SHORT PROBLEM:
In the data below, find each line containing the string "유통채널별" and return it.

[Extracted records]

-------

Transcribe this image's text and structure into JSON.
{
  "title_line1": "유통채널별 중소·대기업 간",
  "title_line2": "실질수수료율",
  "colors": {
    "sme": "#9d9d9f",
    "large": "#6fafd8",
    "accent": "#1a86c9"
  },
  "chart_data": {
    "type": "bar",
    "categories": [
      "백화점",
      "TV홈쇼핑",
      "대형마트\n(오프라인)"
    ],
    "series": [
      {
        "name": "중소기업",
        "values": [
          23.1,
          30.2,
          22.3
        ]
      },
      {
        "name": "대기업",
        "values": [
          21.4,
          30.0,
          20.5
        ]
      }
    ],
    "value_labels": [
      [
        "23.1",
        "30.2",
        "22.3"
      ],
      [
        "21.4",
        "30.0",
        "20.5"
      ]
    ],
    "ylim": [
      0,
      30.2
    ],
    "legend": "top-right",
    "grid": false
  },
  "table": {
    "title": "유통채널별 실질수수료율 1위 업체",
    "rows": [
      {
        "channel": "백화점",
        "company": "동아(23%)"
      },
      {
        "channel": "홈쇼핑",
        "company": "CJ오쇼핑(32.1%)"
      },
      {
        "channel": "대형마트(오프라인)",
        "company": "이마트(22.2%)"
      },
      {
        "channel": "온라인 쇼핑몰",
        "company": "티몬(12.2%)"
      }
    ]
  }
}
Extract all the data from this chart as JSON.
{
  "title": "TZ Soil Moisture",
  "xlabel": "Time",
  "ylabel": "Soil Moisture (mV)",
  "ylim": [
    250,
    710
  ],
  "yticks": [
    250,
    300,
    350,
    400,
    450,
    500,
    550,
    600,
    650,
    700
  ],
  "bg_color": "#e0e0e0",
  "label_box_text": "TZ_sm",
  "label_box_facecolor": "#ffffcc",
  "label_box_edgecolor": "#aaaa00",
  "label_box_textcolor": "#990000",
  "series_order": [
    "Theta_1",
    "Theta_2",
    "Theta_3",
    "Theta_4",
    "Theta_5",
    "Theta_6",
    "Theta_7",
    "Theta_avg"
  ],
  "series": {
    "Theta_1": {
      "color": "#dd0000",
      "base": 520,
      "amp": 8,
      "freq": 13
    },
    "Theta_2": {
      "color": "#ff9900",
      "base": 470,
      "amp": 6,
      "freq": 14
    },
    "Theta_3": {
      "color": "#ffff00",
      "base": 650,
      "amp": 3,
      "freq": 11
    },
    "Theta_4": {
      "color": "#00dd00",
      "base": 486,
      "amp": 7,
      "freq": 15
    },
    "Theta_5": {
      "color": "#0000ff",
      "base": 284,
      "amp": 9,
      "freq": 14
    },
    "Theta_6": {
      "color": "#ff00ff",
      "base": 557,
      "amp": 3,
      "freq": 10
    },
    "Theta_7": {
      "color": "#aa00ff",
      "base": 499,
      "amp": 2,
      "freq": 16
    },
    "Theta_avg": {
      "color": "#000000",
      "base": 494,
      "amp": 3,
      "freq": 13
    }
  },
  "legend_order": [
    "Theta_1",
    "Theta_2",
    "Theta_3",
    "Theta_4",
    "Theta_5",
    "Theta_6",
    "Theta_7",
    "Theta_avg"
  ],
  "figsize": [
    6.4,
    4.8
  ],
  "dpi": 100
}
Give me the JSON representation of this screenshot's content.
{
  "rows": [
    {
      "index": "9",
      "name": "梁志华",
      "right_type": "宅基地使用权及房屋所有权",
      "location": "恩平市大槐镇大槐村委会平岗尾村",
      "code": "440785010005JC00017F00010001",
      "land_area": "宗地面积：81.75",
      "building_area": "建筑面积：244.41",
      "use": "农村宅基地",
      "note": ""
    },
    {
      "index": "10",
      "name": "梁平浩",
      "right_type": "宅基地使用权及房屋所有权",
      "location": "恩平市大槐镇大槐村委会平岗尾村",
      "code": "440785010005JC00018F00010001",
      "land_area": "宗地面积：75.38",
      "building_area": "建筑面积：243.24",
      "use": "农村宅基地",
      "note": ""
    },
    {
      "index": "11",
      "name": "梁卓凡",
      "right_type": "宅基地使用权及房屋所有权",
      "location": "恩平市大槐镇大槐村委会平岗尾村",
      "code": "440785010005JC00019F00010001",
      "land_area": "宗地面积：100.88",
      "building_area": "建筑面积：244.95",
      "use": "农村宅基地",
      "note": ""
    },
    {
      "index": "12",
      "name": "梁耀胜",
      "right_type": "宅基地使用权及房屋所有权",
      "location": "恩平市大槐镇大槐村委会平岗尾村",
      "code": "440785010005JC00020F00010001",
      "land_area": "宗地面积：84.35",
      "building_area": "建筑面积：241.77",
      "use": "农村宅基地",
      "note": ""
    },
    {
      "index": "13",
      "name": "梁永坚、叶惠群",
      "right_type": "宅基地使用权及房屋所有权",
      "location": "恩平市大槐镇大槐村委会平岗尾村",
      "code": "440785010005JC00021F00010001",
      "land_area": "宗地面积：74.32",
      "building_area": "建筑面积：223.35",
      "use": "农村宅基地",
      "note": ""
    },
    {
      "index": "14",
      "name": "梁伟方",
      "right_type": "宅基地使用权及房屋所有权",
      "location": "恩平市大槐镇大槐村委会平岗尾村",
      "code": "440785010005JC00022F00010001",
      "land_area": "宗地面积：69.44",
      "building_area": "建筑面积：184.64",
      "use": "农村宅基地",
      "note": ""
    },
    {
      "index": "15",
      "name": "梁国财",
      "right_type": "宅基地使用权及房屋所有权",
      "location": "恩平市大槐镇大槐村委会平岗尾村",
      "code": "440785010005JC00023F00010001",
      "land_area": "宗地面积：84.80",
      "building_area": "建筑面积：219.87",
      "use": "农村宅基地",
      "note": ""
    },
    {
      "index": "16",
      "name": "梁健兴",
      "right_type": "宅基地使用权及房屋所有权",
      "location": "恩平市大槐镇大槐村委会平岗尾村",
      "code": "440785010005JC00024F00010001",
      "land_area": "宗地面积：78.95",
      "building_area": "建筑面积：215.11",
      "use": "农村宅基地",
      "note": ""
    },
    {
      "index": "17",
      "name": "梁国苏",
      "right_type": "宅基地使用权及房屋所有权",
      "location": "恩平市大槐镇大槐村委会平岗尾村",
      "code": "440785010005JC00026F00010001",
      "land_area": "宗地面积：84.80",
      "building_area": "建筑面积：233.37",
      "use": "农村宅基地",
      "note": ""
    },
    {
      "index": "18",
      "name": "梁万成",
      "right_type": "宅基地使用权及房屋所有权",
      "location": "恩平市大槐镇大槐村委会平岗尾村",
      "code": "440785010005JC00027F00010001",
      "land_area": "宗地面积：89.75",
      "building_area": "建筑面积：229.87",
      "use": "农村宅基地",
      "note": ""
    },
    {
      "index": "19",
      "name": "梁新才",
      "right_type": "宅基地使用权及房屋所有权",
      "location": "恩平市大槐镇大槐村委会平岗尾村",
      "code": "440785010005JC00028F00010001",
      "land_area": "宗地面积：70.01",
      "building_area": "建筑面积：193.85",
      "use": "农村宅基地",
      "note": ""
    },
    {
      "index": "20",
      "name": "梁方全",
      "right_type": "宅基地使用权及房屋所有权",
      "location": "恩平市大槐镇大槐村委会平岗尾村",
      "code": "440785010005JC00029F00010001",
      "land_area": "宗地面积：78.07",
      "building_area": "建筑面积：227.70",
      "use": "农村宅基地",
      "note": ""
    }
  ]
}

-------

TASK OUTPUT:
  "title_line1": "유통채널별 중소·대기업 간",
    "title": "유통채널별 실질수수료율 1위 업체",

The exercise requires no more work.